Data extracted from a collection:

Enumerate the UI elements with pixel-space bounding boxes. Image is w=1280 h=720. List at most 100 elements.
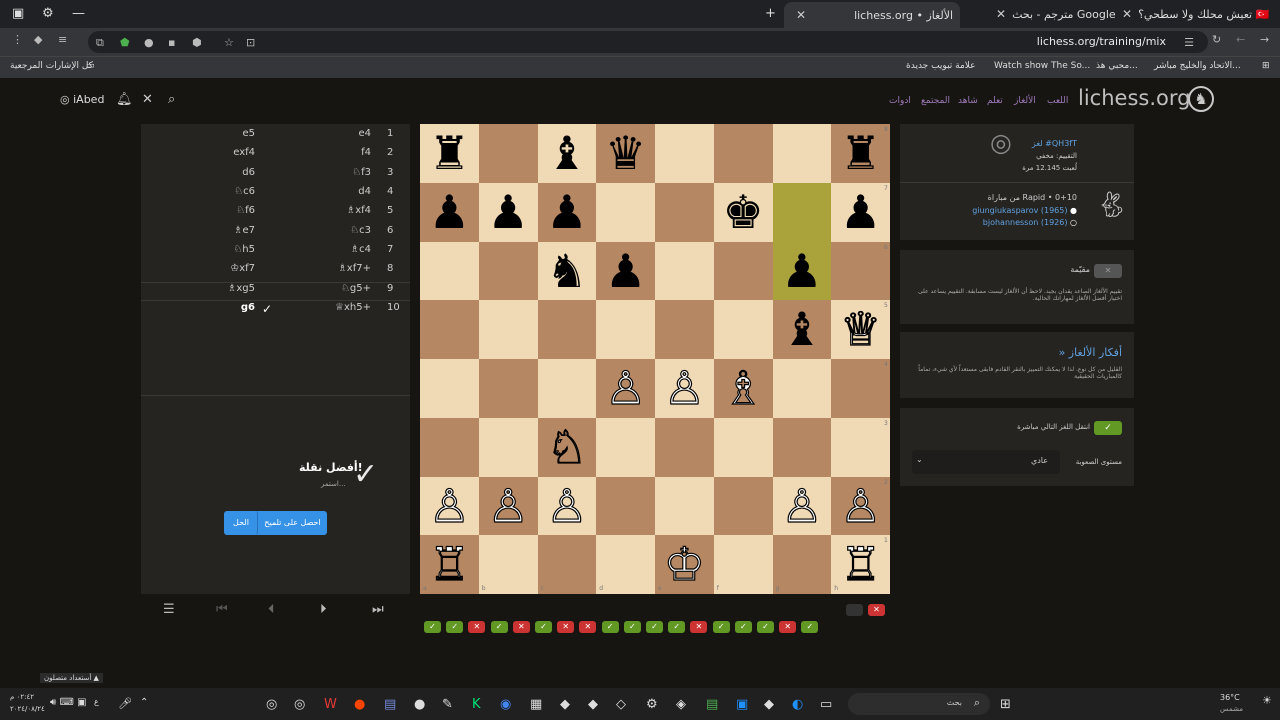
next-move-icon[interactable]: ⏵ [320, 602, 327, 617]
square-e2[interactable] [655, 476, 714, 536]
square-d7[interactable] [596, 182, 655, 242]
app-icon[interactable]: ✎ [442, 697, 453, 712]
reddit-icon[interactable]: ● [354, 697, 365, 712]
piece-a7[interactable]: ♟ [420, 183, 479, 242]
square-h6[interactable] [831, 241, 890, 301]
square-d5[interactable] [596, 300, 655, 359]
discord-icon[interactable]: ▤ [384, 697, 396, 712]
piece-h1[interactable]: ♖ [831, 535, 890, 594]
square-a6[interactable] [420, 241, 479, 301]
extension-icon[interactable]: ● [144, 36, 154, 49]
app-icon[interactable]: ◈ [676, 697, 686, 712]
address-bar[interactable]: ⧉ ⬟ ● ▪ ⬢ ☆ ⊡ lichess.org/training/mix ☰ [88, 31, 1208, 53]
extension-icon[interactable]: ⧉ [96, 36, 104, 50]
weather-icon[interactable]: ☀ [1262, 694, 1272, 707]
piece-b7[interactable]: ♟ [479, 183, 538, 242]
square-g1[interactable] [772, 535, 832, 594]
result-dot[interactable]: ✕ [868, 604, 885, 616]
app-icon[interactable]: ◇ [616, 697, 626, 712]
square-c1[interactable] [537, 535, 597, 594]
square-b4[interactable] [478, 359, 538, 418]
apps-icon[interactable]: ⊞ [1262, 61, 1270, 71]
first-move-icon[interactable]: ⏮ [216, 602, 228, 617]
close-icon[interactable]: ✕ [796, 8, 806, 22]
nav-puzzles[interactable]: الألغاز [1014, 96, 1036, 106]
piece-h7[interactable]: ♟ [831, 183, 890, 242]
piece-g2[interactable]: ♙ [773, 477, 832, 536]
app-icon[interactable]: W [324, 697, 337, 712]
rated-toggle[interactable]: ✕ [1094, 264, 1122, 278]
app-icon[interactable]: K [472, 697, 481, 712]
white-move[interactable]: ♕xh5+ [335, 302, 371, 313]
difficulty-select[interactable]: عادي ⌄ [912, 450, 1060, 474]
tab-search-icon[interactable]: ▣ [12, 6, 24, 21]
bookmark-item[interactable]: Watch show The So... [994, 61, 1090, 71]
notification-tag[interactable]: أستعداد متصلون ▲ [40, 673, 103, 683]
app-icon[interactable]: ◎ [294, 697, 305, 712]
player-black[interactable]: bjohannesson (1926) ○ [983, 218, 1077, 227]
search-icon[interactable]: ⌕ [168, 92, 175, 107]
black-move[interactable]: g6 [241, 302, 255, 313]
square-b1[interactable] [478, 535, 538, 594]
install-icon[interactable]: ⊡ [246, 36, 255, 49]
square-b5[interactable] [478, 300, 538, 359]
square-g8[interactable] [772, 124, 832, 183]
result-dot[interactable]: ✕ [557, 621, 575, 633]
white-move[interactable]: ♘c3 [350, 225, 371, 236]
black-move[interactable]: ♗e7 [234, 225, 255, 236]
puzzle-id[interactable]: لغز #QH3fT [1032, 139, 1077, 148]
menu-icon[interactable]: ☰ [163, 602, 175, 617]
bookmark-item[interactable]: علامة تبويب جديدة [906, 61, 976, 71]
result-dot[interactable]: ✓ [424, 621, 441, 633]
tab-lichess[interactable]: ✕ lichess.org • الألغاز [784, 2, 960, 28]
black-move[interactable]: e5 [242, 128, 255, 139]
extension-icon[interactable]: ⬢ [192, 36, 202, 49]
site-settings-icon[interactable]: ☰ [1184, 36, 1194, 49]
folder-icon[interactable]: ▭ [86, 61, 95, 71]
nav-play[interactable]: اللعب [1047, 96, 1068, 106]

● The exercise
Swap "app-icon" for "taskbar-icon" in the entries, starting at the line containing "next-move-icon[interactable]: ⏵ [320, 602, 327, 617]" and ending at the line containing "app-icon[interactable]: K [472, 697, 481, 712]", and write out only those lines with everything else unchanged.

● Task solution
next-move-icon[interactable]: ⏵ [320, 602, 327, 617]
square-e2[interactable] [655, 476, 714, 536]
square-d7[interactable] [596, 182, 655, 242]
taskbar-icon[interactable]: ✎ [442, 697, 453, 712]
reddit-icon[interactable]: ● [354, 697, 365, 712]
piece-a7[interactable]: ♟ [420, 183, 479, 242]
square-h6[interactable] [831, 241, 890, 301]
square-d5[interactable] [596, 300, 655, 359]
discord-icon[interactable]: ▤ [384, 697, 396, 712]
piece-h1[interactable]: ♖ [831, 535, 890, 594]
square-a6[interactable] [420, 241, 479, 301]
extension-icon[interactable]: ● [144, 36, 154, 49]
taskbar-icon[interactable]: ◈ [676, 697, 686, 712]
address-bar[interactable]: ⧉ ⬟ ● ▪ ⬢ ☆ ⊡ lichess.org/training/mix ☰ [88, 31, 1208, 53]
extension-icon[interactable]: ⧉ [96, 36, 104, 50]
weather-icon[interactable]: ☀ [1262, 694, 1272, 707]
piece-b7[interactable]: ♟ [479, 183, 538, 242]
square-g1[interactable] [772, 535, 832, 594]
result-dot[interactable]: ✕ [868, 604, 885, 616]
taskbar-icon[interactable]: ◇ [616, 697, 626, 712]
square-c1[interactable] [537, 535, 597, 594]
square-b4[interactable] [478, 359, 538, 418]
apps-icon[interactable]: ⊞ [1262, 61, 1270, 71]
first-move-icon[interactable]: ⏮ [216, 602, 228, 617]
close-icon[interactable]: ✕ [796, 8, 806, 22]
nav-puzzles[interactable]: الألغاز [1014, 96, 1036, 106]
piece-h7[interactable]: ♟ [831, 183, 890, 242]
piece-g2[interactable]: ♙ [773, 477, 832, 536]
taskbar-icon[interactable]: W [324, 697, 337, 712]
rated-toggle[interactable]: ✕ [1094, 264, 1122, 278]
taskbar-icon[interactable]: K [472, 697, 481, 712]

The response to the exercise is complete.